• TASK TO CARRY OUT:
Repeat the data that follows, word for word, without the images.

• MATERIAL SUPPLIED:
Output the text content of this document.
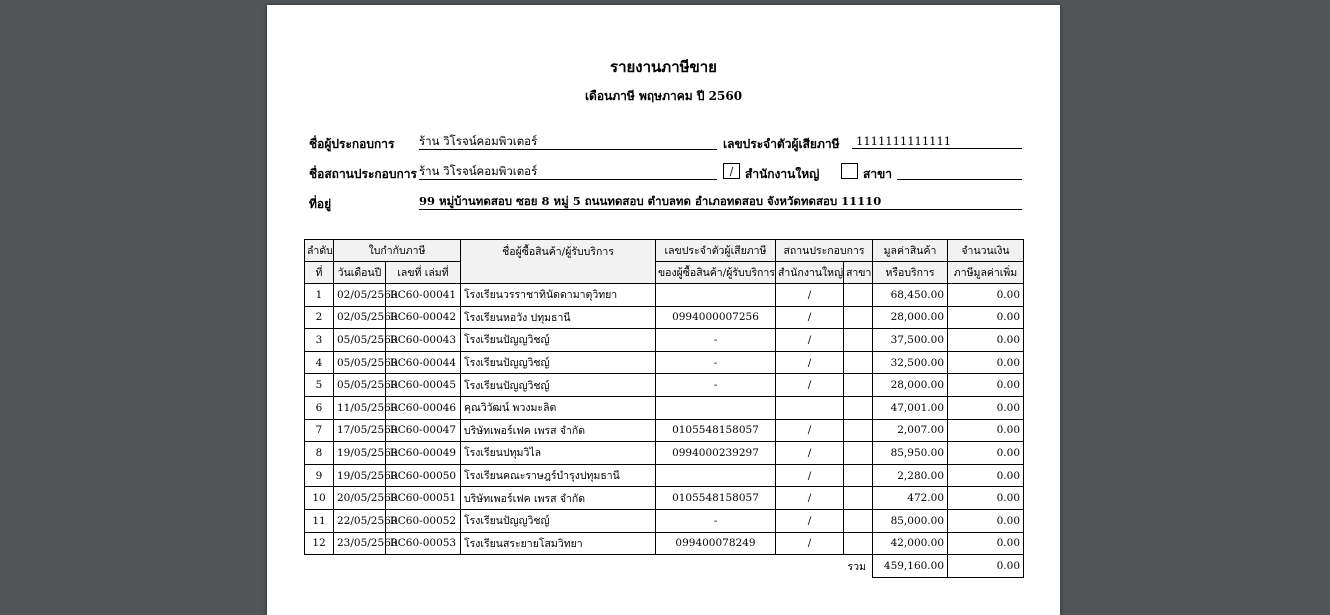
รายงานภาษีขาย
เดือนภาษี พฤษภาคม ปี 2560
ชื่อผู้ประกอบการ ร้าน วิโรจน์คอมพิวเตอร์	เลขประจำตัวผู้เสียภาษี	1111111111111
ชื่อสถานประกอบการ ร้าน วิโรจน์คอมพิวเตอร์	/ สำนักงานใหญ่	สาขา
ที่อยู่	99 หมู่บ้านทดสอบ ซอย 8 หมู่ 5 ถนนทดสอบ ตำบลทด อำเภอทดสอบ จังหวัดทดสอบ 11110
ลำดับ	ใบกำกับภาษี		ชื่อผู้ซื้อสินค้า/ผู้รับบริการ	เลขประจำตัวผู้เสียภาษี	สถานประกอบการ		มูลค่าสินค้า	จำนวนเงิน
ที่	วันเดือนปี	เลขที่ เล่มที่		ของผู้ซื้อสินค้า/ผู้รับบริการ	สำนักงานใหญ่	สาขา	หรือบริการ	ภาษีมูลค่าเพิ่ม
1	02/05/2560	RC60-00041	โรงเรียนวรราชาทินัดดามาตุวิทยา		/		68,450.00	0.00
2	02/05/2560	RC60-00042	โรงเรียนหอวัง ปทุมธานี	0994000007256	/		28,000.00	0.00
3	05/05/2560	RC60-00043	โรงเรียนปัญญวิชญ์	-	/		37,500.00	0.00
4	05/05/2560	RC60-00044	โรงเรียนปัญญวิชญ์	-	/		32,500.00	0.00
5	05/05/2560	RC60-00045	โรงเรียนปัญญวิชญ์	-	/		28,000.00	0.00
6	11/05/2560	RC60-00046	คุณวิวัฒน์ พวงมะลิต				47,001.00	0.00
7	17/05/2560	RC60-00047	บริษัทเพอร์เฟค เพรส จำกัด	0105548158057	/		2,007.00	0.00
8	19/05/2560	RC60-00049	โรงเรียนปทุมวิไล	0994000239297	/		85,950.00	0.00
9	19/05/2560	RC60-00050	โรงเรียนคณะราษฎร์บำรุงปทุมธานี		/		2,280.00	0.00
10	20/05/2560	RC60-00051	บริษัทเพอร์เฟค เพรส จำกัด	0105548158057	/		472.00	0.00
11	22/05/2560	RC60-00052	โรงเรียนปัญญวิชญ์	-	/		85,000.00	0.00
12	23/05/2560	RC60-00053	โรงเรียนสระยายโสมวิทยา	099400078249	/		42,000.00	0.00
รวม							459,160.00	0.00
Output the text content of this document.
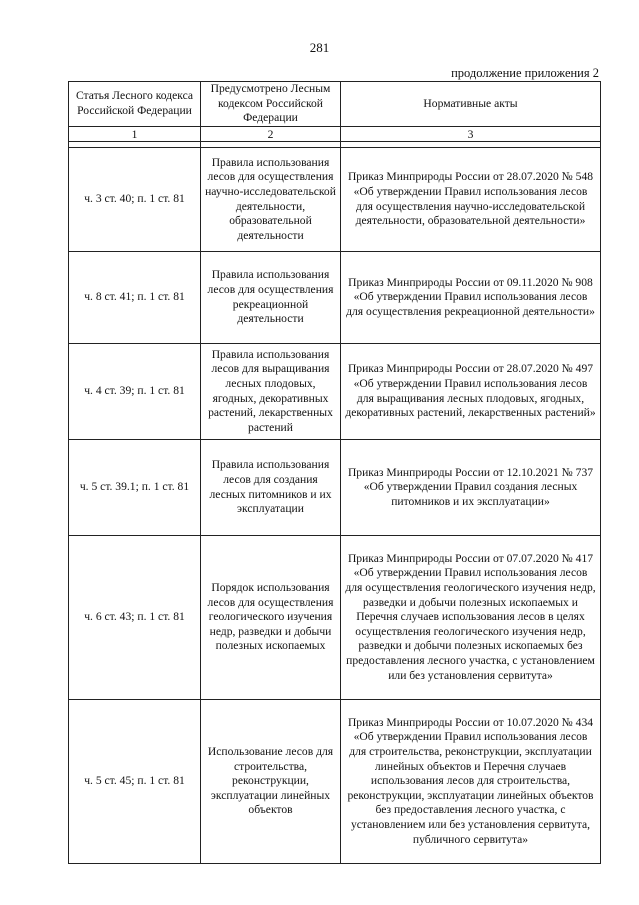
281
продолжение приложения 2
Статья Лесного кодекса Российской Федерации	Предусмотрено Лесным кодексом Российской Федерации	Нормативные акты
1	2	3

ч. 3 ст. 40; п. 1 ст. 81	Правила использования лесов для осуществления научно-исследовательской деятельности, образовательной деятельности	Приказ Минприроды России от 28.07.2020 № 548 «Об утверждении Правил использования лесов для осуществления научно-исследовательской деятельности, образовательной деятельности»
ч. 8 ст. 41; п. 1 ст. 81	Правила использования лесов для осуществления рекреационной деятельности	Приказ Минприроды России от 09.11.2020 № 908 «Об утверждении Правил использования лесов для осуществления рекреационной деятельности»
ч. 4 ст. 39; п. 1 ст. 81	Правила использования лесов для выращивания лесных плодовых, ягодных, декоративных растений, лекарственных растений	Приказ Минприроды России от 28.07.2020 № 497 «Об утверждении Правил использования лесов для выращивания лесных плодовых, ягодных, декоративных растений, лекарственных растений»
ч. 5 ст. 39.1; п. 1 ст. 81	Правила использования лесов для создания лесных питомников и их эксплуатации	Приказ Минприроды России от 12.10.2021 № 737 «Об утверждении Правил создания лесных питомников и их эксплуатации»
ч. 6 ст. 43; п. 1 ст. 81	Порядок использования лесов для осуществления геологического изучения недр, разведки и добычи полезных ископаемых	Приказ Минприроды России от 07.07.2020 № 417 «Об утверждении Правил использования лесов для осуществления геологического изучения недр, разведки и добычи полезных ископаемых и Перечня случаев использования лесов в целях осуществления геологического изучения недр, разведки и добычи полезных ископаемых без предоставления лесного участка, с установлением или без установления сервитута»
ч. 5 ст. 45; п. 1 ст. 81	Использование лесов для строительства, реконструкции, эксплуатации линейных объектов	Приказ Минприроды России от 10.07.2020 № 434 «Об утверждении Правил использования лесов для строительства, реконструкции, эксплуатации линейных объектов и Перечня случаев использования лесов для строительства, реконструкции, эксплуатации линейных объектов без предоставления лесного участка, с установлением или без установления сервитута, публичного сервитута»
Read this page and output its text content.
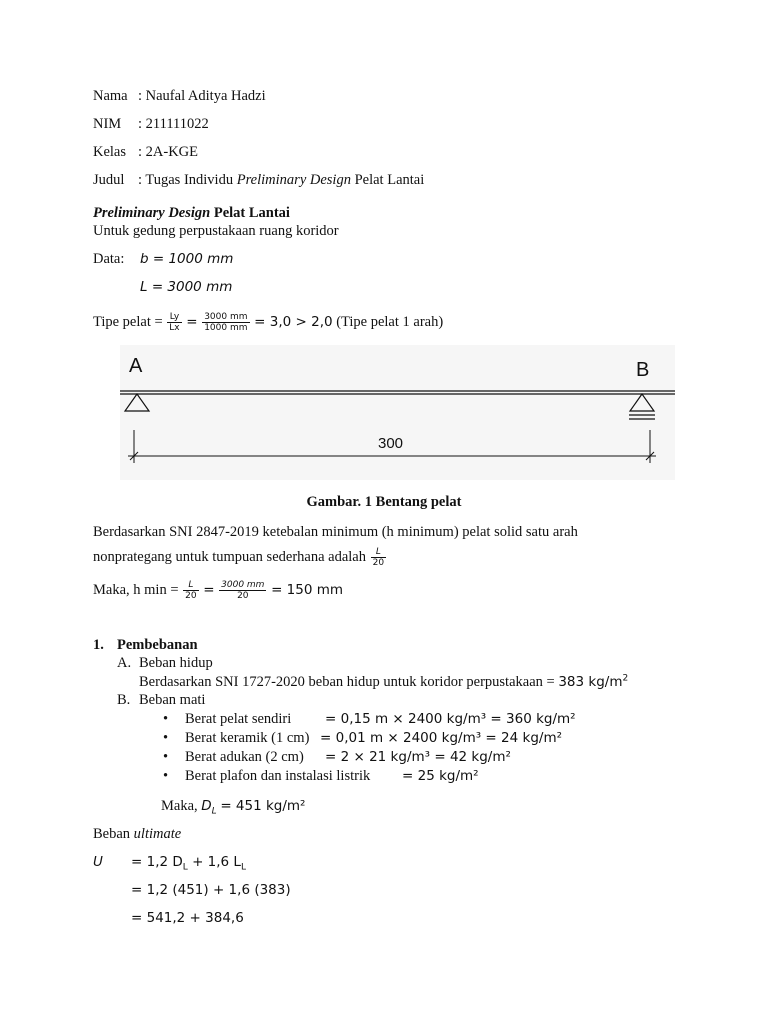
Nama : Naufal Aditya Hadzi
NIM : 211111022
Kelas : 2A-KGE
Judul : Tugas Individu Preliminary Design Pelat Lantai
Preliminary Design Pelat Lantai
Untuk gedung perpustakaan ruang koridor
Data: b = 1000 mm
L = 3000 mm
Tipe pelat = $\frac{Ly}{Lx} = \frac{3000 mm}{1000 mm} = 3,0 > 2,0$ (Tipe pelat 1 arah)
A	B
300
Gambar. 1 Bentang pelat
Berdasarkan SNI 2847-2019 ketebalan minimum (h minimum) pelat solid satu arah
nonprategang untuk tumpuan sederhana adalah $\frac{L}{20}$
Maka, h $\min = \frac{L}{20} = \frac{3000 mm}{20} = 150$ mm
1. Pembebanan
A. Beban hidup
Berdasarkan SNI 1727-2020 beban hidup untuk koridor perpustakaan = 383 $kg/m^2$
B. Beban mati
• Berat pelat sendiri = 0,15 m × 2400 kg/m³ = 360 kg/m²
• Berat keramik (1 cm) = 0,01 m × 2400 kg/m³ = 24 kg/m²
• Berat adukan (2 cm) = 2 × 21 kg/m³ = 42 kg/m²
• Berat plafon dan instalasi listrik = 25 kg/m²
Maka, $D_L = 451$ kg/m²
Beban ultimate
U = 1,2 $D_L + 1,6$ $L_L$
= 1,2 (451) + 1,6 (383)
= 541,2 + 384,6
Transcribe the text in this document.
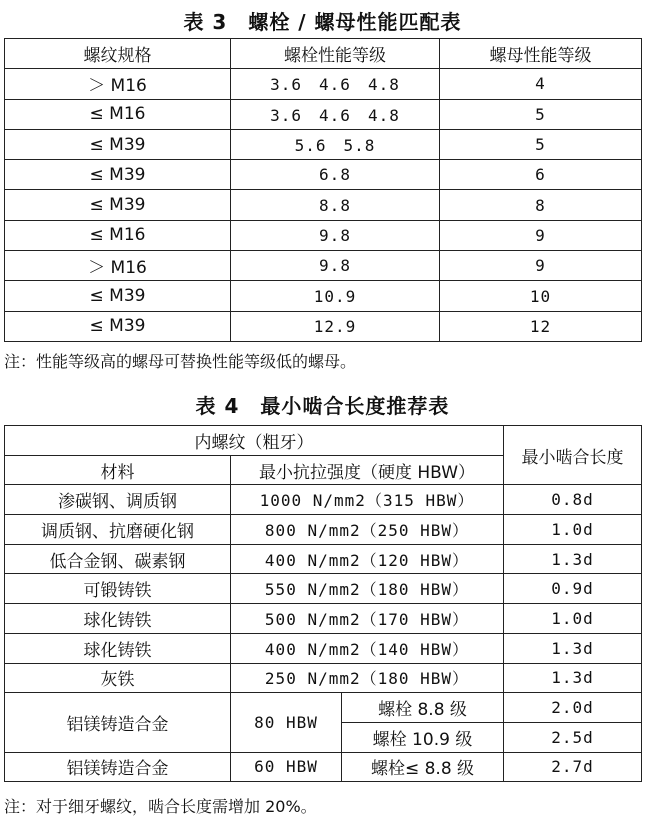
表 3　螺栓 / 螺母性能匹配表
螺纹规格	螺栓性能等级	螺母性能等级
＞ M16	3.6　4.6　4.8	4
≤ M16	3.6　4.6　4.8	5
≤ M39	5.6　5.8	5
≤ M39	6.8	6
≤ M39	8.8	8
≤ M16	9.8	9
＞ M16	9.8	9
≤ M39	10.9	10
≤ M39	12.9	12
注：性能等级高的螺母可替换性能等级低的螺母。
表 4　最小啮合长度推荐表
内螺纹（粗牙）			最小啮合长度
材料	最小抗拉强度（硬度 HBW）		
渗碳钢、调质钢	1000 N/mm2（315 HBW）		0.8d
调质钢、抗磨硬化钢	800 N/mm2（250 HBW）		1.0d
低合金钢、碳素钢	400 N/mm2（120 HBW）		1.3d
可锻铸铁	550 N/mm2（180 HBW）		0.9d
球化铸铁	500 N/mm2（170 HBW）		1.0d
球化铸铁	400 N/mm2（140 HBW）		1.3d
灰铁	250 N/mm2（180 HBW）		1.3d
铝镁铸造合金	80 HBW	螺栓 8.8 级	2.0d
		螺栓 10.9 级	2.5d
铝镁铸造合金	60 HBW	螺栓≤ 8.8 级	2.7d
注：对于细牙螺纹，啮合长度需增加 20%。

• SOLUTION FOR THIS TASK:
Output the text content of this document.
รายงานภาษีขาย
เดือนภาษี พฤษภาคม ปี 2560
ชื่อผู้ประกอบการ ร้าน วิโรจน์คอมพิวเตอร์	เลขประจำตัวผู้เสียภาษี	1111111111111
ชื่อสถานประกอบการ ร้าน วิโรจน์คอมพิวเตอร์	/ สำนักงานใหญ่	สาขา
ที่อยู่	99 หมู่บ้านทดสอบ ซอย 8 หมู่ 5 ถนนทดสอบ ตำบลทด อำเภอทดสอบ จังหวัดทดสอบ 11110
ลำดับ	ใบกำกับภาษี		ชื่อผู้ซื้อสินค้า/ผู้รับบริการ	เลขประจำตัวผู้เสียภาษี	สถานประกอบการ		มูลค่าสินค้า	จำนวนเงิน
ที่	วันเดือนปี	เลขที่ เล่มที่		ของผู้ซื้อสินค้า/ผู้รับบริการ	สำนักงานใหญ่	สาขา	หรือบริการ	ภาษีมูลค่าเพิ่ม
1	02/05/2560	RC60-00041	โรงเรียนวรราชาทินัดดามาตุวิทยา		/		68,450.00	0.00
2	02/05/2560	RC60-00042	โรงเรียนหอวัง ปทุมธานี	0994000007256	/		28,000.00	0.00
3	05/05/2560	RC60-00043	โรงเรียนปัญญวิชญ์	-	/		37,500.00	0.00
4	05/05/2560	RC60-00044	โรงเรียนปัญญวิชญ์	-	/		32,500.00	0.00
5	05/05/2560	RC60-00045	โรงเรียนปัญญวิชญ์	-	/		28,000.00	0.00
6	11/05/2560	RC60-00046	คุณวิวัฒน์ พวงมะลิต				47,001.00	0.00
7	17/05/2560	RC60-00047	บริษัทเพอร์เฟค เพรส จำกัด	0105548158057	/		2,007.00	0.00
8	19/05/2560	RC60-00049	โรงเรียนปทุมวิไล	0994000239297	/		85,950.00	0.00
9	19/05/2560	RC60-00050	โรงเรียนคณะราษฎร์บำรุงปทุมธานี		/		2,280.00	0.00
10	20/05/2560	RC60-00051	บริษัทเพอร์เฟค เพรส จำกัด	0105548158057	/		472.00	0.00
11	22/05/2560	RC60-00052	โรงเรียนปัญญวิชญ์	-	/		85,000.00	0.00
12	23/05/2560	RC60-00053	โรงเรียนสระยายโสมวิทยา	099400078249	/		42,000.00	0.00
รวม							459,160.00	0.00
Output the text content of this document.
281
продолжение приложения 2
Статья Лесного кодекса Российской Федерации	Предусмотрено Лесным кодексом Российской Федерации	Нормативные акты
1	2	3

ч. 3 ст. 40; п. 1 ст. 81	Правила использования лесов для осуществления научно-исследовательской деятельности, образовательной деятельности	Приказ Минприроды России от 28.07.2020 № 548 «Об утверждении Правил использования лесов для осуществления научно-исследовательской деятельности, образовательной деятельности»
ч. 8 ст. 41; п. 1 ст. 81	Правила использования лесов для осуществления рекреационной деятельности	Приказ Минприроды России от 09.11.2020 № 908 «Об утверждении Правил использования лесов для осуществления рекреационной деятельности»
ч. 4 ст. 39; п. 1 ст. 81	Правила использования лесов для выращивания лесных плодовых, ягодных, декоративных растений, лекарственных растений	Приказ Минприроды России от 28.07.2020 № 497 «Об утверждении Правил использования лесов для выращивания лесных плодовых, ягодных, декоративных растений, лекарственных растений»
ч. 5 ст. 39.1; п. 1 ст. 81	Правила использования лесов для создания лесных питомников и их эксплуатации	Приказ Минприроды России от 12.10.2021 № 737 «Об утверждении Правил создания лесных питомников и их эксплуатации»
ч. 6 ст. 43; п. 1 ст. 81	Порядок использования лесов для осуществления геологического изучения недр, разведки и добычи полезных ископаемых	Приказ Минприроды России от 07.07.2020 № 417 «Об утверждении Правил использования лесов для осуществления геологического изучения недр, разведки и добычи полезных ископаемых и Перечня случаев использования лесов в целях осуществления геологического изучения недр, разведки и добычи полезных ископаемых без предоставления лесного участка, с установлением или без установления сервитута»
ч. 5 ст. 45; п. 1 ст. 81	Использование лесов для строительства, реконструкции, эксплуатации линейных объектов	Приказ Минприроды России от 10.07.2020 № 434 «Об утверждении Правил использования лесов для строительства, реконструкции, эксплуатации линейных объектов и Перечня случаев использования лесов для строительства, реконструкции, эксплуатации линейных объектов без предоставления лесного участка, с установлением или без установления сервитута, публичного сервитута»
Read this page and output its text content.
Nama : Naufal Aditya Hadzi
NIM : 211111022
Kelas : 2A-KGE
Judul : Tugas Individu Preliminary Design Pelat Lantai
Preliminary Design Pelat Lantai
Untuk gedung perpustakaan ruang koridor
Data: b = 1000 mm
L = 3000 mm
Tipe pelat = $\frac{Ly}{Lx} = \frac{3000 mm}{1000 mm} = 3,0 > 2,0$ (Tipe pelat 1 arah)
A	B
300
Gambar. 1 Bentang pelat
Berdasarkan SNI 2847-2019 ketebalan minimum (h minimum) pelat solid satu arah
nonprategang untuk tumpuan sederhana adalah $\frac{L}{20}$
Maka, h $\min = \frac{L}{20} = \frac{3000 mm}{20} = 150$ mm
1. Pembebanan
A. Beban hidup
Berdasarkan SNI 1727-2020 beban hidup untuk koridor perpustakaan = 383 $kg/m^2$
B. Beban mati
• Berat pelat sendiri = 0,15 m × 2400 kg/m³ = 360 kg/m²
• Berat keramik (1 cm) = 0,01 m × 2400 kg/m³ = 24 kg/m²
• Berat adukan (2 cm) = 2 × 21 kg/m³ = 42 kg/m²
• Berat plafon dan instalasi listrik = 25 kg/m²
Maka, $D_L = 451$ kg/m²
Beban ultimate
U = 1,2 $D_L + 1,6$ $L_L$
= 1,2 (451) + 1,6 (383)
= 541,2 + 384,6
Transcribe the text in this document.
表 3　螺栓 / 螺母性能匹配表
螺纹规格	螺栓性能等级	螺母性能等级
＞ M16	3.6　4.6　4.8	4
≤ M16	3.6　4.6　4.8	5
≤ M39	5.6　5.8	5
≤ M39	6.8	6
≤ M39	8.8	8
≤ M16	9.8	9
＞ M16	9.8	9
≤ M39	10.9	10
≤ M39	12.9	12
注：性能等级高的螺母可替换性能等级低的螺母。
表 4　最小啮合长度推荐表
内螺纹（粗牙）			最小啮合长度
材料	最小抗拉强度（硬度 HBW）		
渗碳钢、调质钢	1000 N/mm2（315 HBW）		0.8d
调质钢、抗磨硬化钢	800 N/mm2（250 HBW）		1.0d
低合金钢、碳素钢	400 N/mm2（120 HBW）		1.3d
可锻铸铁	550 N/mm2（180 HBW）		0.9d
球化铸铁	500 N/mm2（170 HBW）		1.0d
球化铸铁	400 N/mm2（140 HBW）		1.3d
灰铁	250 N/mm2（180 HBW）		1.3d
铝镁铸造合金	80 HBW	螺栓 8.8 级	2.0d
		螺栓 10.9 级	2.5d
铝镁铸造合金	60 HBW	螺栓≤ 8.8 级	2.7d
注：对于细牙螺纹，啮合长度需增加 20%。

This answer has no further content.